[Saved data entries]:
= = = =

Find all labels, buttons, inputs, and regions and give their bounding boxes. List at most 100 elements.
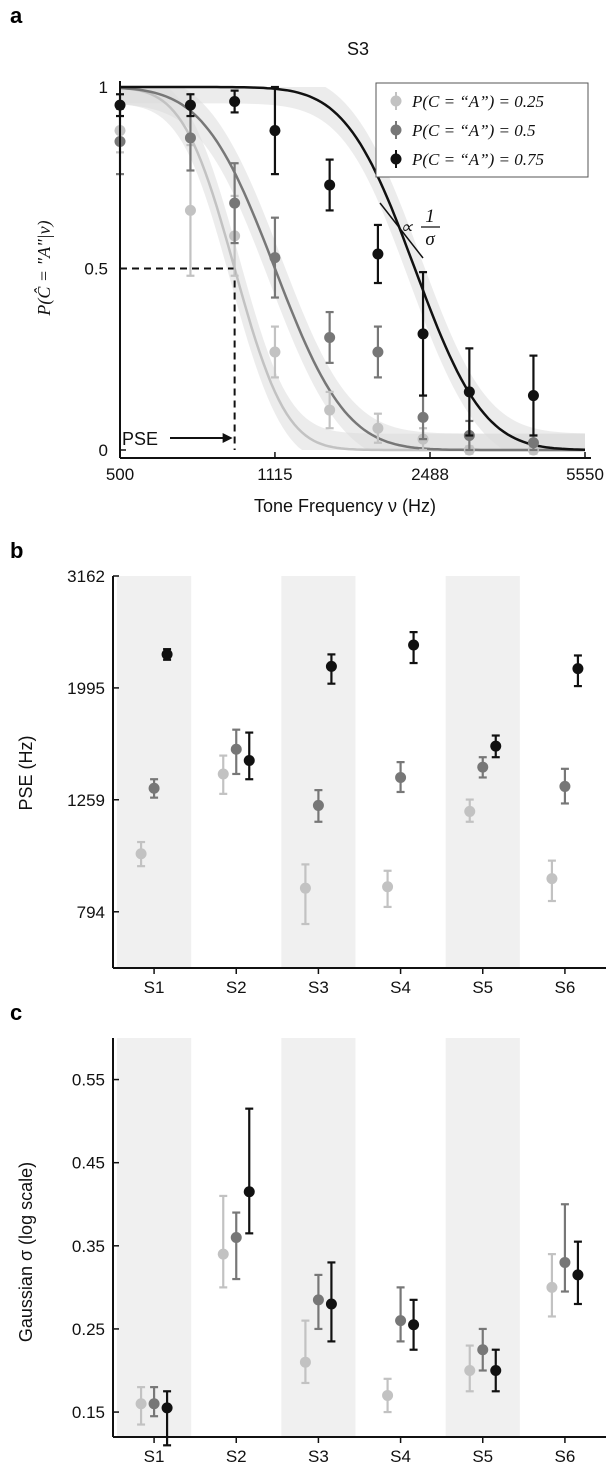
y-tick-label: 1259: [67, 791, 105, 810]
data-point-0.5: [324, 310, 336, 364]
slope-annotation: ∝ 1σ: [379, 202, 440, 259]
data-point-S4-0.5: [395, 1286, 407, 1343]
marker: [135, 1398, 147, 1410]
subject-shading: [117, 1038, 520, 1437]
data-point-S3-0.5: [312, 1273, 324, 1331]
marker: [161, 1402, 173, 1414]
y-axis-label: PSE (Hz): [16, 735, 36, 810]
marker: [408, 1319, 420, 1331]
y-tick-label: 0.15: [72, 1403, 105, 1422]
x-tick-label: 5550: [566, 465, 604, 484]
data-point-S1-0.75: [161, 648, 173, 661]
slope-line: [379, 202, 424, 259]
data-point-0.25: [372, 412, 384, 444]
fit-curve-0.75: [120, 85, 586, 451]
marker: [372, 346, 384, 358]
slope-denominator: σ: [425, 229, 435, 250]
data-point-0.75: [527, 354, 539, 437]
data-point-S2-0.75: [243, 731, 255, 781]
data-point-0.75: [184, 93, 196, 118]
data-point-0.75: [417, 271, 429, 397]
marker: [417, 411, 429, 423]
slope-numerator: 1: [425, 206, 435, 227]
marker: [135, 848, 147, 860]
data-point-0.25: [269, 325, 281, 379]
marker: [464, 1365, 476, 1376]
panel-c: c S1 S2 S3 S4 S5 S6 0.15 0.25 0.35 0.45 0.55 Gauss…: [10, 1000, 606, 1464]
legend-entry-0.25: P(C = “A”) = 0.25: [390, 92, 544, 111]
marker: [490, 1365, 502, 1376]
data-point-S4-0.25: [382, 869, 394, 909]
x-tick-label-S2: S2: [226, 1447, 247, 1464]
data-point-0.5: [527, 434, 539, 452]
data-point-0.75: [269, 85, 281, 176]
data-point-S3-0.25: [299, 1319, 311, 1385]
y-tick-label: 0.35: [72, 1237, 105, 1256]
marker: [229, 96, 241, 108]
marker: [184, 99, 196, 111]
data-point-0.75: [324, 158, 336, 212]
x-tick-label-S1: S1: [144, 978, 165, 997]
marker: [477, 1344, 489, 1356]
data-point-S3-0.75: [325, 653, 337, 685]
legend-label: P(C = “A”) = 0.75: [411, 150, 544, 169]
data-point-S4-0.75: [408, 1298, 420, 1351]
x-tick-label: 500: [106, 465, 134, 484]
data-point-S2-0.75: [243, 1107, 255, 1235]
marker: [217, 1248, 229, 1260]
data-point-0.25: [324, 390, 336, 430]
data-point-S5-0.5: [477, 756, 489, 779]
y-tick-label: 0.55: [72, 1071, 105, 1090]
x-axis-label: Tone Frequency ν (Hz): [254, 496, 436, 516]
data-point-S1-0.25: [135, 1386, 147, 1426]
x-tick-label-S5: S5: [472, 978, 493, 997]
marker: [161, 648, 173, 660]
y-tick-label: 1: [99, 78, 108, 97]
marker: [269, 346, 281, 358]
marker: [527, 437, 539, 449]
marker: [269, 252, 281, 264]
marker: [324, 331, 336, 343]
data-point-0.5: [372, 325, 384, 379]
y-tick-label: 0.5: [84, 260, 108, 279]
marker: [230, 1232, 242, 1243]
marker: [324, 404, 336, 416]
marker: [395, 771, 407, 783]
x-tick-label-S4: S4: [390, 1447, 411, 1464]
x-tick-label-S3: S3: [308, 1447, 329, 1464]
data-point-0.5: [229, 162, 241, 245]
data-point-S6-0.5: [559, 767, 571, 805]
panel-letter-c: c: [10, 1000, 22, 1025]
y-tick-label: 0.25: [72, 1320, 105, 1339]
marker: [148, 1398, 160, 1410]
marker: [395, 1315, 407, 1327]
marker: [312, 799, 324, 811]
legend-label: P(C = “A”) = 0.25: [411, 92, 544, 111]
shade-S3: [281, 576, 356, 968]
data-point-S2-0.5: [230, 1211, 242, 1281]
x-tick-label-S6: S6: [555, 1447, 576, 1464]
y-axis-label: P(Ĉ = "A"|ν): [33, 220, 55, 316]
axes: S1 S2 S3 S4 S5 S6 0.15 0.25 0.35 0.45 0.55: [72, 1038, 606, 1464]
x-tick-label-S2: S2: [226, 978, 247, 997]
marker: [325, 1298, 337, 1310]
y-tick-label: 1995: [67, 679, 105, 698]
marker: [463, 386, 475, 398]
x-tick-label-S6: S6: [555, 978, 576, 997]
y-tick-label: 794: [77, 903, 105, 922]
data-point-S6-0.25: [546, 859, 558, 903]
data-point-S6-0.5: [559, 1203, 571, 1293]
data-point-S5-0.25: [464, 1344, 476, 1393]
x-tick-label-S5: S5: [472, 1447, 493, 1464]
x-tick-label-S1: S1: [144, 1447, 165, 1464]
marker: [372, 422, 384, 434]
y-tick-label: 0.45: [72, 1154, 105, 1173]
shade-S1: [117, 576, 192, 968]
data-point-S5-0.25: [464, 798, 476, 823]
y-tick-label: 0: [99, 441, 108, 460]
marker: [229, 197, 241, 209]
marker: [184, 204, 196, 216]
data-point-S6-0.75: [572, 654, 584, 688]
marker: [243, 754, 255, 766]
x-tick-label-S4: S4: [390, 978, 411, 997]
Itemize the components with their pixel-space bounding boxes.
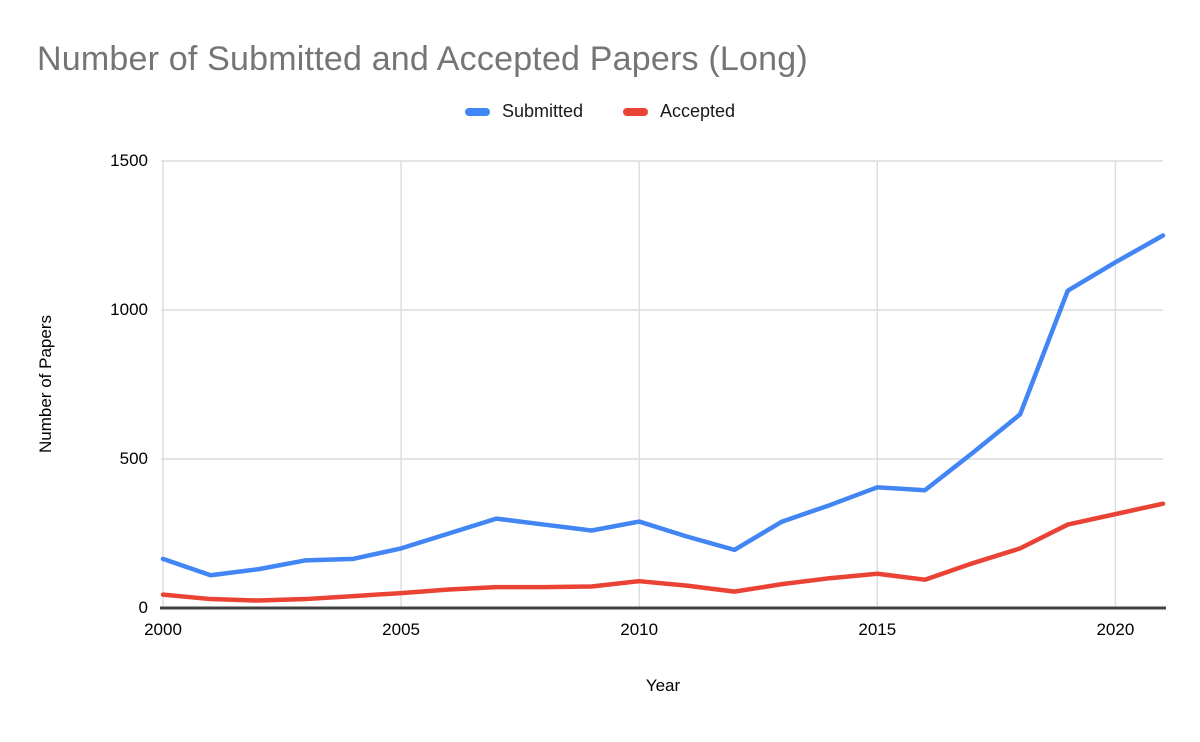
- y-tick-label: 1500: [110, 151, 148, 170]
- legend-swatch-accepted-icon: [622, 107, 648, 116]
- y-tick-label: 1000: [110, 300, 148, 319]
- y-tick-label: 500: [119, 449, 148, 468]
- series-line-submitted[interactable]: [160, 233, 1166, 578]
- chart-title: Number of Submitted and Accepted Papers …: [37, 40, 808, 78]
- legend-label-accepted: Accepted: [659, 101, 736, 121]
- x-axis-title: Year: [645, 676, 681, 695]
- x-tick-label: 2020: [1096, 620, 1135, 639]
- y-axis-title: Number of Papers: [36, 315, 55, 453]
- legend-item-submitted[interactable]: Submitted: [464, 101, 583, 122]
- y-tick-label: 0: [138, 598, 148, 617]
- series-line-accepted[interactable]: [160, 501, 1166, 603]
- legend-swatch-submitted-icon: [464, 107, 490, 116]
- x-tick-label: 2000: [144, 620, 182, 639]
- chart-legend: Submitted Accepted: [0, 101, 1200, 122]
- x-tick-label: 2005: [382, 620, 420, 639]
- legend-label-submitted: Submitted: [501, 101, 583, 121]
- x-tick-label: 2015: [858, 620, 897, 639]
- x-tick-label: 2010: [620, 620, 659, 639]
- legend-item-accepted[interactable]: Accepted: [622, 101, 736, 122]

= = = =

[What is needed]: Copy the saved data entries line for line, leaving out the pictures.

[The result]:
Find all labels, buttons, inputs, and regions and give their bounding boxes. List at most 100 elements.
y-tick-label: 1259: [67, 791, 105, 810]
data-point-0.5: [324, 310, 336, 364]
slope-annotation: ∝ 1σ: [379, 202, 440, 259]
data-point-S4-0.5: [395, 1286, 407, 1343]
marker: [135, 1398, 147, 1410]
subject-shading: [117, 1038, 520, 1437]
data-point-S3-0.5: [312, 1273, 324, 1331]
marker: [161, 1402, 173, 1414]
y-axis-label: PSE (Hz): [16, 735, 36, 810]
marker: [408, 1319, 420, 1331]
y-tick-label: 0.15: [72, 1403, 105, 1422]
x-tick-label: 5550: [566, 465, 604, 484]
data-point-S1-0.75: [161, 648, 173, 661]
slope-line: [379, 202, 424, 259]
data-point-0.25: [372, 412, 384, 444]
fit-curve-0.75: [120, 85, 586, 451]
marker: [372, 346, 384, 358]
slope-denominator: σ: [425, 229, 435, 250]
data-point-0.75: [527, 354, 539, 437]
data-point-S2-0.75: [243, 731, 255, 781]
data-point-0.75: [184, 93, 196, 118]
data-point-0.75: [417, 271, 429, 397]
marker: [417, 411, 429, 423]
slope-numerator: 1: [425, 206, 435, 227]
marker: [135, 848, 147, 860]
data-point-0.25: [269, 325, 281, 379]
marker: [464, 1365, 476, 1376]
panel-c: c S1 S2 S3 S4 S5 S6 0.15 0.25 0.35 0.45 0.55 Gauss…: [10, 1000, 606, 1464]
legend-entry-0.25: P(C = “A”) = 0.25: [390, 92, 544, 111]
marker: [490, 1365, 502, 1376]
data-point-S4-0.25: [382, 869, 394, 909]
x-tick-label-S2: S2: [226, 1447, 247, 1464]
data-point-0.5: [527, 434, 539, 452]
data-point-0.75: [269, 85, 281, 176]
data-point-S3-0.25: [299, 1319, 311, 1385]
y-tick-label: 0.35: [72, 1237, 105, 1256]
marker: [229, 96, 241, 108]
marker: [184, 99, 196, 111]
data-point-0.75: [324, 158, 336, 212]
x-tick-label-S1: S1: [144, 978, 165, 997]
marker: [477, 1344, 489, 1356]
data-point-S3-0.75: [325, 653, 337, 685]
legend-label: P(C = “A”) = 0.75: [411, 150, 544, 169]
data-point-S4-0.75: [408, 1298, 420, 1351]
x-tick-label: 500: [106, 465, 134, 484]
data-point-S2-0.75: [243, 1107, 255, 1235]
marker: [217, 1248, 229, 1260]
data-point-0.25: [324, 390, 336, 430]
data-point-S5-0.5: [477, 756, 489, 779]
y-tick-label: 0.55: [72, 1071, 105, 1090]
x-axis-label: Tone Frequency ν (Hz): [254, 496, 436, 516]
data-point-S1-0.25: [135, 1386, 147, 1426]
x-tick-label-S5: S5: [472, 978, 493, 997]
marker: [161, 648, 173, 660]
y-tick-label: 1: [99, 78, 108, 97]
marker: [269, 346, 281, 358]
marker: [527, 437, 539, 449]
marker: [269, 252, 281, 264]
marker: [324, 331, 336, 343]
data-point-0.5: [372, 325, 384, 379]
y-tick-label: 0.5: [84, 260, 108, 279]
marker: [230, 1232, 242, 1243]
marker: [324, 404, 336, 416]
marker: [395, 771, 407, 783]
x-tick-label-S4: S4: [390, 1447, 411, 1464]
x-tick-label-S3: S3: [308, 1447, 329, 1464]
data-point-0.5: [229, 162, 241, 245]
data-point-S6-0.5: [559, 767, 571, 805]
panel-letter-c: c: [10, 1000, 22, 1025]
y-tick-label: 0.25: [72, 1320, 105, 1339]
marker: [148, 1398, 160, 1410]
marker: [395, 1315, 407, 1327]
marker: [312, 799, 324, 811]
legend-label: P(C = “A”) = 0.25: [411, 92, 544, 111]
shade-S3: [281, 576, 356, 968]
data-point-S2-0.5: [230, 1211, 242, 1281]
x-tick-label-S6: S6: [555, 1447, 576, 1464]
y-axis-label: P(Ĉ = "A"|ν): [33, 220, 55, 316]
axes: S1 S2 S3 S4 S5 S6 0.15 0.25 0.35 0.45 0.55: [72, 1038, 606, 1464]
x-tick-label-S2: S2: [226, 978, 247, 997]
marker: [325, 1298, 337, 1310]
y-tick-label: 1995: [67, 679, 105, 698]
marker: [463, 386, 475, 398]
x-tick-label-S6: S6: [555, 978, 576, 997]
y-tick-label: 794: [77, 903, 105, 922]
data-point-S6-0.25: [546, 859, 558, 903]
data-point-S6-0.5: [559, 1203, 571, 1293]
data-point-S5-0.25: [464, 1344, 476, 1393]
x-tick-label-S5: S5: [472, 1447, 493, 1464]
x-tick-label-S1: S1: [144, 1447, 165, 1464]
marker: [372, 422, 384, 434]
y-tick-label: 0.45: [72, 1154, 105, 1173]
shade-S1: [117, 576, 192, 968]
data-point-S5-0.25: [464, 798, 476, 823]
y-tick-label: 0: [99, 441, 108, 460]
marker: [229, 197, 241, 209]
marker: [184, 204, 196, 216]
data-point-S6-0.75: [572, 654, 584, 688]
marker: [243, 754, 255, 766]
x-tick-label-S4: S4: [390, 978, 411, 997]
Itemize the components with their pixel-space bounding boxes.
- y-tick-label: 1500: [110, 151, 148, 170]
- legend-swatch-accepted-icon: [622, 107, 648, 116]
- y-tick-label: 1000: [110, 300, 148, 319]
- y-tick-label: 500: [119, 449, 148, 468]
- series-line-submitted[interactable]: [160, 233, 1166, 578]
- chart-title: Number of Submitted and Accepted Papers …: [37, 40, 808, 78]
- legend-label-accepted: Accepted: [659, 101, 736, 121]
- x-axis-title: Year: [645, 676, 681, 695]
- x-tick-label: 2020: [1096, 620, 1135, 639]
- y-axis-title: Number of Papers: [36, 315, 55, 453]
- legend-item-submitted[interactable]: Submitted: [464, 101, 583, 122]
- y-tick-label: 0: [138, 598, 148, 617]
- series-line-accepted[interactable]: [160, 501, 1166, 603]
- legend-swatch-submitted-icon: [464, 107, 490, 116]
- x-tick-label: 2000: [144, 620, 182, 639]
- chart-legend: Submitted Accepted: [0, 101, 1200, 122]
- x-tick-label: 2005: [382, 620, 420, 639]
- legend-label-submitted: Submitted: [501, 101, 583, 121]
- x-tick-label: 2015: [858, 620, 897, 639]
- x-tick-label: 2010: [620, 620, 659, 639]
- legend-item-accepted[interactable]: Accepted: [622, 101, 736, 122]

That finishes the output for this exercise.